Element boundary records
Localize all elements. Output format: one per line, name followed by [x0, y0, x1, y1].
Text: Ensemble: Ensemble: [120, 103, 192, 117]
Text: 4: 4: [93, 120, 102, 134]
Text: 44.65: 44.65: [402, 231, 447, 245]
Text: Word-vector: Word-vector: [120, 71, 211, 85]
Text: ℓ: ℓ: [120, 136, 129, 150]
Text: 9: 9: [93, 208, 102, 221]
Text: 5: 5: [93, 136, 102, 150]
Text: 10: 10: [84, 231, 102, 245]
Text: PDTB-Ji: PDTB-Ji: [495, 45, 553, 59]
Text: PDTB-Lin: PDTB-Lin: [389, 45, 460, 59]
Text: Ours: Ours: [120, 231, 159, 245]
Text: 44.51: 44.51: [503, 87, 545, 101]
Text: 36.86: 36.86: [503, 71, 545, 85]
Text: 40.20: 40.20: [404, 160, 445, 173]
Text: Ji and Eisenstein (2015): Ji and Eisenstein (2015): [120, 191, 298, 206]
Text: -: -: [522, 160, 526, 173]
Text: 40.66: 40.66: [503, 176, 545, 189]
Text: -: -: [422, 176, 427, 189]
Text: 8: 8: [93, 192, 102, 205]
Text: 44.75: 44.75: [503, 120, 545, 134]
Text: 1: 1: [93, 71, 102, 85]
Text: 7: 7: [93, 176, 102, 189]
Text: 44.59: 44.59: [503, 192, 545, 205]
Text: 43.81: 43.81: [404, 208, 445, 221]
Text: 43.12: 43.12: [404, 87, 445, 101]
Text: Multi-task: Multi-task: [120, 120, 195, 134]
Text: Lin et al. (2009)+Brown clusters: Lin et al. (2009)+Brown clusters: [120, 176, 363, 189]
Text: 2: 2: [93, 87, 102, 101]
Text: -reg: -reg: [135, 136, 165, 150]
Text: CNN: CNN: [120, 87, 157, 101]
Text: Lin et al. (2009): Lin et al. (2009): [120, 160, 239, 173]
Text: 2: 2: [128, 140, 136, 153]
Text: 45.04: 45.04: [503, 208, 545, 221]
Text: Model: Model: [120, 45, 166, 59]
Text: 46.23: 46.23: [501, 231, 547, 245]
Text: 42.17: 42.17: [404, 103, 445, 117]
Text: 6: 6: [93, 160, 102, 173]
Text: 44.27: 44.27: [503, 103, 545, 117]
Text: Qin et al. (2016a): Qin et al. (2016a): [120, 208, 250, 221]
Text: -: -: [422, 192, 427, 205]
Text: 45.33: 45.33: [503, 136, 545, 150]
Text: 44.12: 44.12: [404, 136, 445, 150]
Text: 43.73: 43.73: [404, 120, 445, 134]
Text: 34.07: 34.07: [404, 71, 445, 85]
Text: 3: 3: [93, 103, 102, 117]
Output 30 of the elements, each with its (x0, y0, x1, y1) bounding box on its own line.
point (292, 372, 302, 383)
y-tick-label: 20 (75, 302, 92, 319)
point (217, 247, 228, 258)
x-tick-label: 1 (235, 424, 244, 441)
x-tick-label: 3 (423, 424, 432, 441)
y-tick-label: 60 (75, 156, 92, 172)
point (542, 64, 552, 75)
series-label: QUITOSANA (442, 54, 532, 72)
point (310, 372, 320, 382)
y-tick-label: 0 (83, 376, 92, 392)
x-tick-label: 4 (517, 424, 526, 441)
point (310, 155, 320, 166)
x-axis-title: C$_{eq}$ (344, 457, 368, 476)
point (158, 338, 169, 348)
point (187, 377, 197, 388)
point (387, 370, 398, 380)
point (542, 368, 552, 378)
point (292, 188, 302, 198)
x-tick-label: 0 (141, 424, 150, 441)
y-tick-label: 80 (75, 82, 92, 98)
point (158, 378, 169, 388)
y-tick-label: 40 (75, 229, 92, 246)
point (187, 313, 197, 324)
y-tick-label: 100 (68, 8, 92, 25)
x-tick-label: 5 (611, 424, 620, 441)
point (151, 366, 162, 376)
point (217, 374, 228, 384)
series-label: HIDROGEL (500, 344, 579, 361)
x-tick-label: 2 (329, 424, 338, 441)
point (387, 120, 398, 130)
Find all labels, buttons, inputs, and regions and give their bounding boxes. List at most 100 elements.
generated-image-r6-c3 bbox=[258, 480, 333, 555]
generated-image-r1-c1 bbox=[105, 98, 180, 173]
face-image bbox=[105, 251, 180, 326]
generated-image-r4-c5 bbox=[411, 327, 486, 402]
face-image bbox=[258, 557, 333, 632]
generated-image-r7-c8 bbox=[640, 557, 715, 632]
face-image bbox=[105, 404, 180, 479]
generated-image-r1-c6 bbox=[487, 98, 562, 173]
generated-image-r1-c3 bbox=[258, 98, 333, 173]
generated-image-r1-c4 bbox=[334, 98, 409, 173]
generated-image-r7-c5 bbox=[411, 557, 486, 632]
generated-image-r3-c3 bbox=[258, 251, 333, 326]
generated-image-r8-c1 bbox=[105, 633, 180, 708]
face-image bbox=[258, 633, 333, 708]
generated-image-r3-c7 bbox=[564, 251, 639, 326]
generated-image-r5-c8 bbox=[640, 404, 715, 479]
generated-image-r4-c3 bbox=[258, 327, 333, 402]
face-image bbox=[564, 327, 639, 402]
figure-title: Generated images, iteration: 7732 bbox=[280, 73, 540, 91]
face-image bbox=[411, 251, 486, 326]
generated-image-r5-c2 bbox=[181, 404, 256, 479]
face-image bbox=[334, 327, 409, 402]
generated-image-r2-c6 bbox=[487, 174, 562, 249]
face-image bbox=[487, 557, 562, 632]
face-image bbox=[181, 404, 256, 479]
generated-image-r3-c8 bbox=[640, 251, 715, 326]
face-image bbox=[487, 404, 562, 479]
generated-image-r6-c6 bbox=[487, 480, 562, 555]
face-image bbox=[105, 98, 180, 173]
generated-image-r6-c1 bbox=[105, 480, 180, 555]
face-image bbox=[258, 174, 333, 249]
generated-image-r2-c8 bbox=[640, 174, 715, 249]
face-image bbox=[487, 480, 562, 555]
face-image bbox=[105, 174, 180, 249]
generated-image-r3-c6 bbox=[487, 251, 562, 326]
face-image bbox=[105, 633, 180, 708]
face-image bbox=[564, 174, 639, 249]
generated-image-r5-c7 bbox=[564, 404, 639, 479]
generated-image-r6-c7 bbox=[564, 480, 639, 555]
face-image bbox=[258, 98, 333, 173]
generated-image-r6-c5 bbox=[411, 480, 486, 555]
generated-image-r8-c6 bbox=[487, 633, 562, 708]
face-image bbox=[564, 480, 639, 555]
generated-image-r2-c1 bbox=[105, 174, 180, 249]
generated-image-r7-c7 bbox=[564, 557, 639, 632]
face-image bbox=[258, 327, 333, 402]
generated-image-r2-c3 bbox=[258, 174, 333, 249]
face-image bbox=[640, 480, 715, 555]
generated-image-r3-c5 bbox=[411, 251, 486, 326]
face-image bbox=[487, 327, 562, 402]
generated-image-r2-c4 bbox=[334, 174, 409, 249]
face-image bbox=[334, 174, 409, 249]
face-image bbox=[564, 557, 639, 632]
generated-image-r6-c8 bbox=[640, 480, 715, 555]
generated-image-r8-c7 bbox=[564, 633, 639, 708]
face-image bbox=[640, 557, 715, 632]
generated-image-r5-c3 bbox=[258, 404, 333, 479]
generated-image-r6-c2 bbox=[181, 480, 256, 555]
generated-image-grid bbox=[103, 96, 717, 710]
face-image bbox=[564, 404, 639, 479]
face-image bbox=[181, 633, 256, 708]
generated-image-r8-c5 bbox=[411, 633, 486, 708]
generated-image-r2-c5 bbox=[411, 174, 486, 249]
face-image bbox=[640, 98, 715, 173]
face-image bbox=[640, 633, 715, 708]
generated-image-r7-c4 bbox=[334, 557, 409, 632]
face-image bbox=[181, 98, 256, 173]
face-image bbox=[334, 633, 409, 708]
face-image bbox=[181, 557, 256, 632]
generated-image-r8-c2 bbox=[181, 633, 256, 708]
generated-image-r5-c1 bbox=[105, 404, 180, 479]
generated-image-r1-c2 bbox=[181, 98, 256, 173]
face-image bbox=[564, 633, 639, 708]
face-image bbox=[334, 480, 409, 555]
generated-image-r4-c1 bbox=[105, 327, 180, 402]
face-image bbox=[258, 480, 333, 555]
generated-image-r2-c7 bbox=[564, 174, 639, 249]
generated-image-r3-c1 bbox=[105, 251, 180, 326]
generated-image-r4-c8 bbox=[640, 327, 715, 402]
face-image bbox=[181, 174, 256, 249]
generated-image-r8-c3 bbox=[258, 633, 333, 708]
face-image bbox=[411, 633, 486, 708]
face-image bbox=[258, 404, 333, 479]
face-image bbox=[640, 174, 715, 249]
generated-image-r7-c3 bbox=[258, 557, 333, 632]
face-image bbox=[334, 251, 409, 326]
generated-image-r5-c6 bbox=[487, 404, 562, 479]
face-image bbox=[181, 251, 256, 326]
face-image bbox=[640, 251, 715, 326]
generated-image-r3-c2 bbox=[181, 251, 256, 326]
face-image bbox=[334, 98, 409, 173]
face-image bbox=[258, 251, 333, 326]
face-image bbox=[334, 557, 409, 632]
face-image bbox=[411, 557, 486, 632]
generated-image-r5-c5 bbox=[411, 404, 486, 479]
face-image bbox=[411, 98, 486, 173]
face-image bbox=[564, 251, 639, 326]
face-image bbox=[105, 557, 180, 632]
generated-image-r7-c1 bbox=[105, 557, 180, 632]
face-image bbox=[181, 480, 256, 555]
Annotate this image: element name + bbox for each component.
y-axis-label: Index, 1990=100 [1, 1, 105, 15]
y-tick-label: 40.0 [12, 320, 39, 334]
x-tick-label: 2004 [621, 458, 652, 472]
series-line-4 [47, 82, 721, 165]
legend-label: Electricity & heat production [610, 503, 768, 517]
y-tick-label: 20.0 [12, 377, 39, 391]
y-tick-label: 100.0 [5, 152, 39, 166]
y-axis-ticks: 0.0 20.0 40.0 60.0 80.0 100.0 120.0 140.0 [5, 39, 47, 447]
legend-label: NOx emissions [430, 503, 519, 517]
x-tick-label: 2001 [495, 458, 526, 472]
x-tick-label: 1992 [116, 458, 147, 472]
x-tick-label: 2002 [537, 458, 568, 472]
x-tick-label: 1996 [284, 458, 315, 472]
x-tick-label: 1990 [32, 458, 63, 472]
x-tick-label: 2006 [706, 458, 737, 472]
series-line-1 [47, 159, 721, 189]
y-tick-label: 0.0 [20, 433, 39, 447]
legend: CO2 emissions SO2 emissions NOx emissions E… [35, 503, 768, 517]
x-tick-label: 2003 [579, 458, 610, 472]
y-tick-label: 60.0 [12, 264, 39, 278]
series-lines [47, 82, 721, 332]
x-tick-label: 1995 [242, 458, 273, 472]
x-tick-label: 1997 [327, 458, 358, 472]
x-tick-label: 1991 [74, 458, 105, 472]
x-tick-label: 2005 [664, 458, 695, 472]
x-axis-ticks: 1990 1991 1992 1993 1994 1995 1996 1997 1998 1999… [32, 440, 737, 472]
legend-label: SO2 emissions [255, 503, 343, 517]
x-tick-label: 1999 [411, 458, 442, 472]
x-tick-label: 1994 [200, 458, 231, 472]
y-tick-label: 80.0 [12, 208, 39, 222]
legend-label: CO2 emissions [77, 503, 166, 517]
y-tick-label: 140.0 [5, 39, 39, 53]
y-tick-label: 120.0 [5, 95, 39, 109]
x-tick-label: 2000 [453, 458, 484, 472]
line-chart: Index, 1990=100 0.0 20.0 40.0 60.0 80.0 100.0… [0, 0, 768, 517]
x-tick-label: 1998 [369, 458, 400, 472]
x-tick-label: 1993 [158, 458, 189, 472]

GOAL: Write out the lines from the start of the records up to and including the line with "Text: Lin et al. (2009): Lin", keeping each one identical.

RESPONSE TO THE TASK:
Localize all elements. Output format: one per line, name followed by [x0, y0, x1, y1].
Text: Ensemble: Ensemble: [120, 103, 192, 117]
Text: 4: 4: [93, 120, 102, 134]
Text: 44.65: 44.65: [402, 231, 447, 245]
Text: Word-vector: Word-vector: [120, 71, 211, 85]
Text: ℓ: ℓ: [120, 136, 129, 150]
Text: 9: 9: [93, 208, 102, 221]
Text: 5: 5: [93, 136, 102, 150]
Text: 10: 10: [84, 231, 102, 245]
Text: PDTB-Ji: PDTB-Ji: [495, 45, 553, 59]
Text: PDTB-Lin: PDTB-Lin: [389, 45, 460, 59]
Text: Ours: Ours: [120, 231, 159, 245]
Text: 44.51: 44.51: [503, 87, 545, 101]
Text: 36.86: 36.86: [503, 71, 545, 85]
Text: 40.20: 40.20: [404, 160, 445, 173]
Text: Ji and Eisenstein (2015): Ji and Eisenstein (2015): [120, 191, 298, 206]
Text: -: -: [522, 160, 526, 173]
Text: 40.66: 40.66: [503, 176, 545, 189]
Text: -: -: [422, 176, 427, 189]
Text: 8: 8: [93, 192, 102, 205]
Text: 44.75: 44.75: [503, 120, 545, 134]
Text: 1: 1: [93, 71, 102, 85]
Text: 7: 7: [93, 176, 102, 189]
Text: 44.59: 44.59: [503, 192, 545, 205]
Text: 43.81: 43.81: [404, 208, 445, 221]
Text: 43.12: 43.12: [404, 87, 445, 101]
Text: Multi-task: Multi-task: [120, 120, 195, 134]
Text: Lin et al. (2009)+Brown clusters: Lin et al. (2009)+Brown clusters: [120, 176, 363, 189]
Text: 2: 2: [93, 87, 102, 101]
Text: -reg: -reg: [135, 136, 165, 150]
Text: CNN: CNN: [120, 87, 157, 101]
Text: Lin et al. (2009): Lin et al. (2009): [120, 160, 239, 173]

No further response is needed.